• **READING TEXT**:
......
It's a mopoke in Australia. Their magic power is to be able to stand perfectly still for a long time and look like a dead tree branch.
 
I spoke with the woodland owner yesterday, who confirmed that there is a pair of polecats in the wood. They've been there for 2 years, and raised a litter in a log pile last summer. He was more interested in my sighting of a hen harrier, as he's not recorded one of those previously.
 
Everyone I know keeps their hens in at night, so no. There's no way they'd be in people's gardens in the daytime as they're nocturnal/ crepuscular.
 
Mates had polecats when I was a kid.I see them frequently here, also fouines, martes, mink, squirrels, rats, coypu , sometimes alive, sometimes flat on the road that runs along the top of the cliffs here. Loads of raptors around. We have a honey buzzard comes to the garden regularly and sits on a washing line post about 4 metres from the living room windows, spectacular bird .Wood peckers too, many owls hunting around the large garden of our neighbours to the rear of ours. We hear them most clear nights.The neighbours ( who only use the place at occasional week-ends ) have never heard them, they go to bed too early when they are here. Crows, rooks, ravens, magpies, lots of small garden birds.At the moment we have a regular daily visit from a flock of about a dozen or so long tailed t*ts. We put out a lot of seed and fat balls.Our old TV antenna is a nightingale territory boundary point, the song is beautiful during the late spring and summer..

Gulls..swaggery things..perch all around.
 
Nice to hear that you provide feed for the birds, we also feed regularly. One of the highlights this time of year is the return of Snow Buntings, usually a flock of around a couple hundred. Their breading ground is the Arctic.
......
• **DATA UNDER STUDY**:
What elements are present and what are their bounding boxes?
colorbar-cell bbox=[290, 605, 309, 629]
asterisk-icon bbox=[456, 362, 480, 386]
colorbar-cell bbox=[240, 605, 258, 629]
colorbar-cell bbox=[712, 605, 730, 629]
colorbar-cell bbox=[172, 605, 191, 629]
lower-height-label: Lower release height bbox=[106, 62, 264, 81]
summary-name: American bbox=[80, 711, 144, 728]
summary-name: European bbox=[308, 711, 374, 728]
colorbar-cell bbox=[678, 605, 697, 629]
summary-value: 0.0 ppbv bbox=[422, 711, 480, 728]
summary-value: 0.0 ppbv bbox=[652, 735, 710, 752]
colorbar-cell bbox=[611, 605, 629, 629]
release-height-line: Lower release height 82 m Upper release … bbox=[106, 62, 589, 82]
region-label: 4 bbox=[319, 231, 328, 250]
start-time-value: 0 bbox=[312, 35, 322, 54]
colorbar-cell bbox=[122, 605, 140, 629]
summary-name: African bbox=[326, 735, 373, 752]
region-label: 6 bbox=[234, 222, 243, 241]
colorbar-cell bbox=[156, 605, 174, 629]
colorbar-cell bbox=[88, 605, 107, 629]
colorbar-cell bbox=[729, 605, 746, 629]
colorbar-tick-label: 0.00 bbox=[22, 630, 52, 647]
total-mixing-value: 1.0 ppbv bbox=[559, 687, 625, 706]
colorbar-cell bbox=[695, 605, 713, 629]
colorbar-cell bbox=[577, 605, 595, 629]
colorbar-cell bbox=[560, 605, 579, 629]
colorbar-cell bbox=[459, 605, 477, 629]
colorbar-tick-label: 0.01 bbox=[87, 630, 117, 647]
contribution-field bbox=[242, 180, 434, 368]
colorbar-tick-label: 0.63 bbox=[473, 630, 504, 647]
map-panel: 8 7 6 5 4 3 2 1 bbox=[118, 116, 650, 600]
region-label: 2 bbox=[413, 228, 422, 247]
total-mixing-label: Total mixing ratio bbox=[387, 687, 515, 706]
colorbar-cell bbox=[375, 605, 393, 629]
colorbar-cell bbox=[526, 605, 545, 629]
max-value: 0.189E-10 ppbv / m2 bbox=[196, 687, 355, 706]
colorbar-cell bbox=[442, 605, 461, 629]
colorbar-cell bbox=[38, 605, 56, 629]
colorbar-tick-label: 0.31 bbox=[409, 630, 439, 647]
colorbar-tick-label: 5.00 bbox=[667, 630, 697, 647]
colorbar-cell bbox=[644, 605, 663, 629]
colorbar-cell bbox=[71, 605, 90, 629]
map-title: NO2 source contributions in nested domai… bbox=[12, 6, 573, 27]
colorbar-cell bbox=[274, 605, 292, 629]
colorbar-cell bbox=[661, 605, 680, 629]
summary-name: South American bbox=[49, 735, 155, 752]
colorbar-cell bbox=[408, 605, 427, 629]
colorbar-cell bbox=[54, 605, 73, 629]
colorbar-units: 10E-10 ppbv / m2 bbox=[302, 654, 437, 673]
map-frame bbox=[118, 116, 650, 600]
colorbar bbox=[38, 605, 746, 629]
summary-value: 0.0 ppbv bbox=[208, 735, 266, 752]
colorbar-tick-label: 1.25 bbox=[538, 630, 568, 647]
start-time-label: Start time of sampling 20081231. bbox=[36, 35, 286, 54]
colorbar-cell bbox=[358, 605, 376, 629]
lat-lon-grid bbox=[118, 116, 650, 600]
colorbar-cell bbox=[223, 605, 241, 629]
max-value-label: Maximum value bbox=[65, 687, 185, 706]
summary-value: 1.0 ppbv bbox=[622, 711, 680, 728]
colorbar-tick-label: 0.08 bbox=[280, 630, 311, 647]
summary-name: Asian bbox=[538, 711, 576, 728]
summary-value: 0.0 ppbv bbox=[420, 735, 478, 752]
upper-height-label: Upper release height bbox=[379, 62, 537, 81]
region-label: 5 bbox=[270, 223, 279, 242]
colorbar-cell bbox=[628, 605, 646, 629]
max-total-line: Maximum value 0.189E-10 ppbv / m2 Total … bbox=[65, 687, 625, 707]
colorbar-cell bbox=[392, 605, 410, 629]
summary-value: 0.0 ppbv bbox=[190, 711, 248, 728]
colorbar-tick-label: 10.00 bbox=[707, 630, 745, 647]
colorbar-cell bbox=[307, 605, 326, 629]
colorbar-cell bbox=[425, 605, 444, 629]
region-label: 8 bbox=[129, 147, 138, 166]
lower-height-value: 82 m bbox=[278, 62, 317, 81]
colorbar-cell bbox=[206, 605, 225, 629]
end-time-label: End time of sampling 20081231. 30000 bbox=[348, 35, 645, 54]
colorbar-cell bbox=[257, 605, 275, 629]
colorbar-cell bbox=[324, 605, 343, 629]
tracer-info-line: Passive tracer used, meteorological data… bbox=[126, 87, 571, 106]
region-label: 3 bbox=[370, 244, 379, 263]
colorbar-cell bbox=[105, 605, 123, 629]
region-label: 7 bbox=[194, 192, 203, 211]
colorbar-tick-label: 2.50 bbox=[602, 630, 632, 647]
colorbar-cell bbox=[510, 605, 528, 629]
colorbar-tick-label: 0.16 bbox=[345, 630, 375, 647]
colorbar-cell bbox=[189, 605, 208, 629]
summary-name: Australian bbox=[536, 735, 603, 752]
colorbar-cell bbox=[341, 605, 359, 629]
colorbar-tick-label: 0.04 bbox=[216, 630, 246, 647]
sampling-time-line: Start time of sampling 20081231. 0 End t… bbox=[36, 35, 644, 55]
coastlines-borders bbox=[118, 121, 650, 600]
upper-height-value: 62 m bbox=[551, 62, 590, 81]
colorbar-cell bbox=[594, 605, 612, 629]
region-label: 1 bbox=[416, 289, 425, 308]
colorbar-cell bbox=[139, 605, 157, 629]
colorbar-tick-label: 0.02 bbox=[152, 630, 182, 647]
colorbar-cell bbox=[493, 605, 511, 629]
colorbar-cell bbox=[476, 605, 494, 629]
......
• **TASKS**:
A: According to the wildlife text, where did the pair of polecats raise a litter last summer?
B: List every mammal named in the wildlife text's passage that begins "Mates had polecats when I was a kid."
C: Duplicate the wildlife text from "I spoke with" to "they're nocturnal/ crepuscular.".

• **ACTIVITY ANSWERS**:
A: In a log pile.

B: polecats, fouines, martes, mink, squirrels, rats, coypu

C:
I spoke with the woodland owner yesterday, who confirmed that there is a pair of polecats in the wood. They've been there for 2 years, and raised a litter in a log pile last summer. He was more interested in my sighting of a hen harrier, as he's not recorded one of those previously.
 
Everyone I know keeps their hens in at night, so no. There's no way they'd be in people's gardens in the daytime as they're nocturnal/ crepuscular.